**INPUT:**
____

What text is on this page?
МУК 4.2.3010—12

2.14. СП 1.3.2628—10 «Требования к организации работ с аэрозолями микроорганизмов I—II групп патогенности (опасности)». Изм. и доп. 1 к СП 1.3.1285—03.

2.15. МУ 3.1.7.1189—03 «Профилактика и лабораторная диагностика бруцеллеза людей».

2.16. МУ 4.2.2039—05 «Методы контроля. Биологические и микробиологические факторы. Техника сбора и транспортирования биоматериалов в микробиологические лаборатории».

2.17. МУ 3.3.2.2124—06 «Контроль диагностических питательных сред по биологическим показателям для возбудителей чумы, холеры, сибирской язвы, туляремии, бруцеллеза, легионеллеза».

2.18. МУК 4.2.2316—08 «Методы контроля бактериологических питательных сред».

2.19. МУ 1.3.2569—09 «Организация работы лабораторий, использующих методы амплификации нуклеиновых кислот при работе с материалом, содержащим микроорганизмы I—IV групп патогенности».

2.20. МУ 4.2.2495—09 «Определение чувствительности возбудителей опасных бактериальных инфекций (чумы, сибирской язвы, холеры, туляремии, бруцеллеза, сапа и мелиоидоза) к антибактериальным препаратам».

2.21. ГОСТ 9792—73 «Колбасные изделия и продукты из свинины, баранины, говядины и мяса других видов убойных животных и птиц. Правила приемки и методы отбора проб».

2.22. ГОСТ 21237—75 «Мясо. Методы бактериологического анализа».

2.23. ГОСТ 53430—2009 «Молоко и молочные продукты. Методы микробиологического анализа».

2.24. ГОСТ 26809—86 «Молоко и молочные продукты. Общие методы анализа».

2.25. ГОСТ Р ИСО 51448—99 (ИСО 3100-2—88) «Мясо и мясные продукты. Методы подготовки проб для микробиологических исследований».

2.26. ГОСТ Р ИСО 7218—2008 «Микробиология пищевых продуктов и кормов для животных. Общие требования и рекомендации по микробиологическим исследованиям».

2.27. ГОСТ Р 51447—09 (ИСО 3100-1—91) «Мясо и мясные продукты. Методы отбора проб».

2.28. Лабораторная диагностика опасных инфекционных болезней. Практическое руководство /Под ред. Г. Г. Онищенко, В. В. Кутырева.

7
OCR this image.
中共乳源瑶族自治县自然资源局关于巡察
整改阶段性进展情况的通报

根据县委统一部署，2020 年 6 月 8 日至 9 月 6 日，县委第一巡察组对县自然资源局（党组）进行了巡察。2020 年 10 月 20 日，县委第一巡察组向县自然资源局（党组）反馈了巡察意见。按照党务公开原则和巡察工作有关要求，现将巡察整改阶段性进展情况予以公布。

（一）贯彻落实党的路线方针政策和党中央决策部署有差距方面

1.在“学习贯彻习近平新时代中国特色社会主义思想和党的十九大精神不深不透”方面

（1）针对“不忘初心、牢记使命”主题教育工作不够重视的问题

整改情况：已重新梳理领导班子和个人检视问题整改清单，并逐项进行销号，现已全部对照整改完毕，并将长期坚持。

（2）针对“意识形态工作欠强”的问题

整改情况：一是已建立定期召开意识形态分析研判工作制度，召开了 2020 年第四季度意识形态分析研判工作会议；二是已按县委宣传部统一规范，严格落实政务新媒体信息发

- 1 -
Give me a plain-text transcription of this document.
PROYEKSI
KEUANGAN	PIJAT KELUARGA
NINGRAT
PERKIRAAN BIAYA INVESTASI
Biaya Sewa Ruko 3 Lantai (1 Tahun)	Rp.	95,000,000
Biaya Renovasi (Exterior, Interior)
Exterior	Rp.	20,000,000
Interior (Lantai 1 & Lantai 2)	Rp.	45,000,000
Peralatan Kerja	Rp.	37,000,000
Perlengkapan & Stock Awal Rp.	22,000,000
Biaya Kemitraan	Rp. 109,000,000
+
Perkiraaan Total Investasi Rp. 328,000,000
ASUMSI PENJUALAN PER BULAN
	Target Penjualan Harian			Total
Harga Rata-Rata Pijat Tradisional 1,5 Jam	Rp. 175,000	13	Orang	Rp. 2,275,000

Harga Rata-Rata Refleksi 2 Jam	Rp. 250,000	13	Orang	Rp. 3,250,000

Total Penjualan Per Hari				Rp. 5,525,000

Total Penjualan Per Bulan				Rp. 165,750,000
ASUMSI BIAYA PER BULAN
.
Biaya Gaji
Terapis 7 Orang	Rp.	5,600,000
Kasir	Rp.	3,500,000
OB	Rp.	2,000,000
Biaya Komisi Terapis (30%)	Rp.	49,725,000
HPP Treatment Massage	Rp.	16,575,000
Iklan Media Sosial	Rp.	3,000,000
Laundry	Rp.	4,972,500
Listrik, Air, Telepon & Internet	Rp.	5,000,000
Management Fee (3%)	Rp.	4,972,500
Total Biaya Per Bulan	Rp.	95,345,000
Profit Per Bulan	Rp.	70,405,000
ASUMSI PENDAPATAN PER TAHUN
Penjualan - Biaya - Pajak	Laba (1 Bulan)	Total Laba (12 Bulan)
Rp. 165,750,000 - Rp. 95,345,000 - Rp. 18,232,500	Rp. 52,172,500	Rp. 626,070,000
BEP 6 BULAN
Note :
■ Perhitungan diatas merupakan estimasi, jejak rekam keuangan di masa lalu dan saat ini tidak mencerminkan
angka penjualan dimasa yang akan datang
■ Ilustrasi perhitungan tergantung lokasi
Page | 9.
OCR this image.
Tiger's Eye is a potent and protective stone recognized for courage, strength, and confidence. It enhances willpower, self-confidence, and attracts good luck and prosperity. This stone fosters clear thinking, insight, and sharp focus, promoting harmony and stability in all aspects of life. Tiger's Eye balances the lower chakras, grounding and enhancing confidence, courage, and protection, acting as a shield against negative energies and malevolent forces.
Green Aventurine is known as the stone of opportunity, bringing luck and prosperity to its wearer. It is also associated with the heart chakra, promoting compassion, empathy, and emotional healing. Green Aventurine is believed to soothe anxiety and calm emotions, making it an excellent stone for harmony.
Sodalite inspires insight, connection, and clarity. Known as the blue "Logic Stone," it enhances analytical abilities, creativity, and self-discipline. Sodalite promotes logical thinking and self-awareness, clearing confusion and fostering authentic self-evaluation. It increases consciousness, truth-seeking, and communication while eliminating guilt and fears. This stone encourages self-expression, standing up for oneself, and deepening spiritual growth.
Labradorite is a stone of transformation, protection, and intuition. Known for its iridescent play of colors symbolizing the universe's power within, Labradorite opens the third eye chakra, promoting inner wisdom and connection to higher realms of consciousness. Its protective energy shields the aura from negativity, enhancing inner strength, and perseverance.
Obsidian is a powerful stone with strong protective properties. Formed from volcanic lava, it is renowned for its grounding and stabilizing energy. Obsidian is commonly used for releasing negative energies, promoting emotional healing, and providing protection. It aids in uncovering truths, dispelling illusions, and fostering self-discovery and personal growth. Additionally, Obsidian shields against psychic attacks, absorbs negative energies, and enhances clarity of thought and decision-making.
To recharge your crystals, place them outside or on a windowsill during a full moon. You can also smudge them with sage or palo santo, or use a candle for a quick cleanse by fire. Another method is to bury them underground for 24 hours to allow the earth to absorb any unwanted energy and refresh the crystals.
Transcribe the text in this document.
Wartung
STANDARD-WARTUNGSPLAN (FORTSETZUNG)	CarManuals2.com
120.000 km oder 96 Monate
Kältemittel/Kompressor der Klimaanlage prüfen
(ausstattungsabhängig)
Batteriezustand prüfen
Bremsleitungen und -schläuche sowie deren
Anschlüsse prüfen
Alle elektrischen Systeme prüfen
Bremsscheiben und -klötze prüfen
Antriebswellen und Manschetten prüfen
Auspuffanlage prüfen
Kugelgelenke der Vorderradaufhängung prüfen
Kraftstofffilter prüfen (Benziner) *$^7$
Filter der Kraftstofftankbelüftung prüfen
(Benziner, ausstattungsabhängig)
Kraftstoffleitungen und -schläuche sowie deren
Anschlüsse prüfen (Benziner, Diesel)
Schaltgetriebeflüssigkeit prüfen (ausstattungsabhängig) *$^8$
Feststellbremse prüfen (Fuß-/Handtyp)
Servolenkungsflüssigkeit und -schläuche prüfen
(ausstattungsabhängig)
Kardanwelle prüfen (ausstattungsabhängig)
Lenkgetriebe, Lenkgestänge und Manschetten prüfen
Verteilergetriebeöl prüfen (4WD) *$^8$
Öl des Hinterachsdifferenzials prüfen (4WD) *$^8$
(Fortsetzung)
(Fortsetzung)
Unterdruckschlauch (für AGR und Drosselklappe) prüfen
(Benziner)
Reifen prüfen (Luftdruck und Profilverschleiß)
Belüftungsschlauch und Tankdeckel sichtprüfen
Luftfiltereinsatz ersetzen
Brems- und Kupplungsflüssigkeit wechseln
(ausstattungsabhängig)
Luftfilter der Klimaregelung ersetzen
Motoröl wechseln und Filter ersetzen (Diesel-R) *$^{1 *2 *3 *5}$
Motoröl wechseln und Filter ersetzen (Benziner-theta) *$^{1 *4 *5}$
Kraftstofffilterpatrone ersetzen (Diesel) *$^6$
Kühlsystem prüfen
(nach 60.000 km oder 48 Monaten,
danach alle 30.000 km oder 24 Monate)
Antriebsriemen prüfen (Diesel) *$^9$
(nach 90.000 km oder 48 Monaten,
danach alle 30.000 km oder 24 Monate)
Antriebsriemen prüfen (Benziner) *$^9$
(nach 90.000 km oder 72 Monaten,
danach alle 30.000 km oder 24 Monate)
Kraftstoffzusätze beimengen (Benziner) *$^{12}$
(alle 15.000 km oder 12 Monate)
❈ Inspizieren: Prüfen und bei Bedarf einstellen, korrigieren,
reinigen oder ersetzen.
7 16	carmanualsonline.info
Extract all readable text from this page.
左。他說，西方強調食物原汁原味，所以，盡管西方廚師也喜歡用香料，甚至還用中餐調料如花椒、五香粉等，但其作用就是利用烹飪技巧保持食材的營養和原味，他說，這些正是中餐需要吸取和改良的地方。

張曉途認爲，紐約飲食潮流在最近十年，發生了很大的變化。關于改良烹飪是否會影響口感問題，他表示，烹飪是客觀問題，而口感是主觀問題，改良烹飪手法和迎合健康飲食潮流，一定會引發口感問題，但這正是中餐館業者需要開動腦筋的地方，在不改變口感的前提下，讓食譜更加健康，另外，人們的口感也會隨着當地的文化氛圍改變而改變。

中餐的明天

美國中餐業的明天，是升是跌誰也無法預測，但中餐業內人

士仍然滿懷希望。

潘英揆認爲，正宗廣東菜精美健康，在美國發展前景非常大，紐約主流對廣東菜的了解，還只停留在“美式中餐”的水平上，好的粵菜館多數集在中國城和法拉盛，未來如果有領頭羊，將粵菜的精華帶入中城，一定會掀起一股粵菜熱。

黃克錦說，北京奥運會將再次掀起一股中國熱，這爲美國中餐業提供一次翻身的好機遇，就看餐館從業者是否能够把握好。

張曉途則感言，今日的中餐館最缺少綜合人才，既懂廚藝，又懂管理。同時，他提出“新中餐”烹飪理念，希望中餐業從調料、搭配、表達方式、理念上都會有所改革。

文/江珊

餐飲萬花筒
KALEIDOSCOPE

____

Write the number of lines containing the word "Молоко" and nothing besides it.

**REPLY TO THE TASK:** 2